- **SET TASK**: Extract the complete listing and repeat it word for word.
* Start DATASET RECORDS *
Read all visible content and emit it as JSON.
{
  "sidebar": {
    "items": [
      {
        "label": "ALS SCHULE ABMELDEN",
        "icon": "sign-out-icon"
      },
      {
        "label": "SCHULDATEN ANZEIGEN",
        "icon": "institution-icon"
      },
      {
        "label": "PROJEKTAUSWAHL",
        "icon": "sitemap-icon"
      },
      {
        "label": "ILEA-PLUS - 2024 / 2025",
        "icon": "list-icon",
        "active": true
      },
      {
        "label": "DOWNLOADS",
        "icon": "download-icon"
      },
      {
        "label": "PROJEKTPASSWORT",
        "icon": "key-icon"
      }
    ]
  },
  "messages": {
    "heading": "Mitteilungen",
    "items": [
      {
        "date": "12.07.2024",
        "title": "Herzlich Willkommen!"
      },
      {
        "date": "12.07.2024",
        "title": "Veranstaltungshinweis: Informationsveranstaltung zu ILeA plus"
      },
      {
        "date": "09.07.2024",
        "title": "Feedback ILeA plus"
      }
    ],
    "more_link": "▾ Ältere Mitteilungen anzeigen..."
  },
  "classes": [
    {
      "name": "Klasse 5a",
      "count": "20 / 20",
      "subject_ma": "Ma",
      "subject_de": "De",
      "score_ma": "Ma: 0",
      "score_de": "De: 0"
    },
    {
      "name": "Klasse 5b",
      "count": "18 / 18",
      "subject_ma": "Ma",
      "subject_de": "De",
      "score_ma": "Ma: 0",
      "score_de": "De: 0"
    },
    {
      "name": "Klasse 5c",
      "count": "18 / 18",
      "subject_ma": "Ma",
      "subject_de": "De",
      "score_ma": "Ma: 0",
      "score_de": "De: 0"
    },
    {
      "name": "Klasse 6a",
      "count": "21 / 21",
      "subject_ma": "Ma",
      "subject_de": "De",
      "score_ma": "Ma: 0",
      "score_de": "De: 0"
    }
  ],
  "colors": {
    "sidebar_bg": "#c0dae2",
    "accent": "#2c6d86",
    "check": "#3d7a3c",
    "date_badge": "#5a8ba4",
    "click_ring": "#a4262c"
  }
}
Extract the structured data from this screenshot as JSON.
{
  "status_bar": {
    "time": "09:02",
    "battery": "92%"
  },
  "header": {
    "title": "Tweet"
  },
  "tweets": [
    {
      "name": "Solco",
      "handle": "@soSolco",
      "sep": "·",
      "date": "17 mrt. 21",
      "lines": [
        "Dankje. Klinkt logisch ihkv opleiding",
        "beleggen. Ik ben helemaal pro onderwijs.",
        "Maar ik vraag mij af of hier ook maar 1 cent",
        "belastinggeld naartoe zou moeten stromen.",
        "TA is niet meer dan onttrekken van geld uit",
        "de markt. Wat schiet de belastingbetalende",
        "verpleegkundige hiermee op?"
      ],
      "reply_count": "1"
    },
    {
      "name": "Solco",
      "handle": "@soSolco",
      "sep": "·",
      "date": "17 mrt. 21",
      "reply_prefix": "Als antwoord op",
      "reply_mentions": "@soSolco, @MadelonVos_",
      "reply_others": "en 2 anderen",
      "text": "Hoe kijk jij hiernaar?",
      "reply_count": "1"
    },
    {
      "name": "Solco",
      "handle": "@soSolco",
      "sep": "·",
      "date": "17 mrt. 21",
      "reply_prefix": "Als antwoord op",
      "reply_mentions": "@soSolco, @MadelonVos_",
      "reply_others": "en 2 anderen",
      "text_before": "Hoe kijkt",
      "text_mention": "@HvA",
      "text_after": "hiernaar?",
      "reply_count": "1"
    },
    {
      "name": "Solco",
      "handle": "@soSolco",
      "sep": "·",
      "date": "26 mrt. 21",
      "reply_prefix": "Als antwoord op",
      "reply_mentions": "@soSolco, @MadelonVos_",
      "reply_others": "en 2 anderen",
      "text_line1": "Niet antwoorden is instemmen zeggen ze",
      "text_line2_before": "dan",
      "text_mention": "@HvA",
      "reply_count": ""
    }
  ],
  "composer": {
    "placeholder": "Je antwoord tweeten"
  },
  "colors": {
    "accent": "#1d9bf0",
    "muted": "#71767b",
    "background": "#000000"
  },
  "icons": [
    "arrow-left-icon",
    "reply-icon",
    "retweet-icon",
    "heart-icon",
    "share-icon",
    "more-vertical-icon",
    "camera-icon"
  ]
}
* End DATASET RECORDS *
- **FULL ANSWER**:
Read all visible content and emit it as JSON.
{
  "sidebar": {
    "items": [
      {
        "label": "ALS SCHULE ABMELDEN",
        "icon": "sign-out-icon"
      },
      {
        "label": "SCHULDATEN ANZEIGEN",
        "icon": "institution-icon"
      },
      {
        "label": "PROJEKTAUSWAHL",
        "icon": "sitemap-icon"
      },
      {
        "label": "ILEA-PLUS - 2024 / 2025",
        "icon": "list-icon",
        "active": true
      },
      {
        "label": "DOWNLOADS",
        "icon": "download-icon"
      },
      {
        "label": "PROJEKTPASSWORT",
        "icon": "key-icon"
      }
    ]
  },
  "messages": {
    "heading": "Mitteilungen",
    "items": [
      {
        "date": "12.07.2024",
        "title": "Herzlich Willkommen!"
      },
      {
        "date": "12.07.2024",
        "title": "Veranstaltungshinweis: Informationsveranstaltung zu ILeA plus"
      },
      {
        "date": "09.07.2024",
        "title": "Feedback ILeA plus"
      }
    ],
    "more_link": "▾ Ältere Mitteilungen anzeigen..."
  },
  "classes": [
    {
      "name": "Klasse 5a",
      "count": "20 / 20",
      "subject_ma": "Ma",
      "subject_de": "De",
      "score_ma": "Ma: 0",
      "score_de": "De: 0"
    },
    {
      "name": "Klasse 5b",
      "count": "18 / 18",
      "subject_ma": "Ma",
      "subject_de": "De",
      "score_ma": "Ma: 0",
      "score_de": "De: 0"
    },
    {
      "name": "Klasse 5c",
      "count": "18 / 18",
      "subject_ma": "Ma",
      "subject_de": "De",
      "score_ma": "Ma: 0",
      "score_de": "De: 0"
    },
    {
      "name": "Klasse 6a",
      "count": "21 / 21",
      "subject_ma": "Ma",
      "subject_de": "De",
      "score_ma": "Ma: 0",
      "score_de": "De: 0"
    }
  ],
  "colors": {
    "sidebar_bg": "#c0dae2",
    "accent": "#2c6d86",
    "check": "#3d7a3c",
    "date_badge": "#5a8ba4",
    "click_ring": "#a4262c"
  }
}
Extract the structured data from this screenshot as JSON.
{
  "status_bar": {
    "time": "09:02",
    "battery": "92%"
  },
  "header": {
    "title": "Tweet"
  },
  "tweets": [
    {
      "name": "Solco",
      "handle": "@soSolco",
      "sep": "·",
      "date": "17 mrt. 21",
      "lines": [
        "Dankje. Klinkt logisch ihkv opleiding",
        "beleggen. Ik ben helemaal pro onderwijs.",
        "Maar ik vraag mij af of hier ook maar 1 cent",
        "belastinggeld naartoe zou moeten stromen.",
        "TA is niet meer dan onttrekken van geld uit",
        "de markt. Wat schiet de belastingbetalende",
        "verpleegkundige hiermee op?"
      ],
      "reply_count": "1"
    },
    {
      "name": "Solco",
      "handle": "@soSolco",
      "sep": "·",
      "date": "17 mrt. 21",
      "reply_prefix": "Als antwoord op",
      "reply_mentions": "@soSolco, @MadelonVos_",
      "reply_others": "en 2 anderen",
      "text": "Hoe kijk jij hiernaar?",
      "reply_count": "1"
    },
    {
      "name": "Solco",
      "handle": "@soSolco",
      "sep": "·",
      "date": "17 mrt. 21",
      "reply_prefix": "Als antwoord op",
      "reply_mentions": "@soSolco, @MadelonVos_",
      "reply_others": "en 2 anderen",
      "text_before": "Hoe kijkt",
      "text_mention": "@HvA",
      "text_after": "hiernaar?",
      "reply_count": "1"
    },
    {
      "name": "Solco",
      "handle": "@soSolco",
      "sep": "·",
      "date": "26 mrt. 21",
      "reply_prefix": "Als antwoord op",
      "reply_mentions": "@soSolco, @MadelonVos_",
      "reply_others": "en 2 anderen",
      "text_line1": "Niet antwoorden is instemmen zeggen ze",
      "text_line2_before": "dan",
      "text_mention": "@HvA",
      "reply_count": ""
    }
  ],
  "composer": {
    "placeholder": "Je antwoord tweeten"
  },
  "colors": {
    "accent": "#1d9bf0",
    "muted": "#71767b",
    "background": "#000000"
  },
  "icons": [
    "arrow-left-icon",
    "reply-icon",
    "retweet-icon",
    "heart-icon",
    "share-icon",
    "more-vertical-icon",
    "camera-icon"
  ]
}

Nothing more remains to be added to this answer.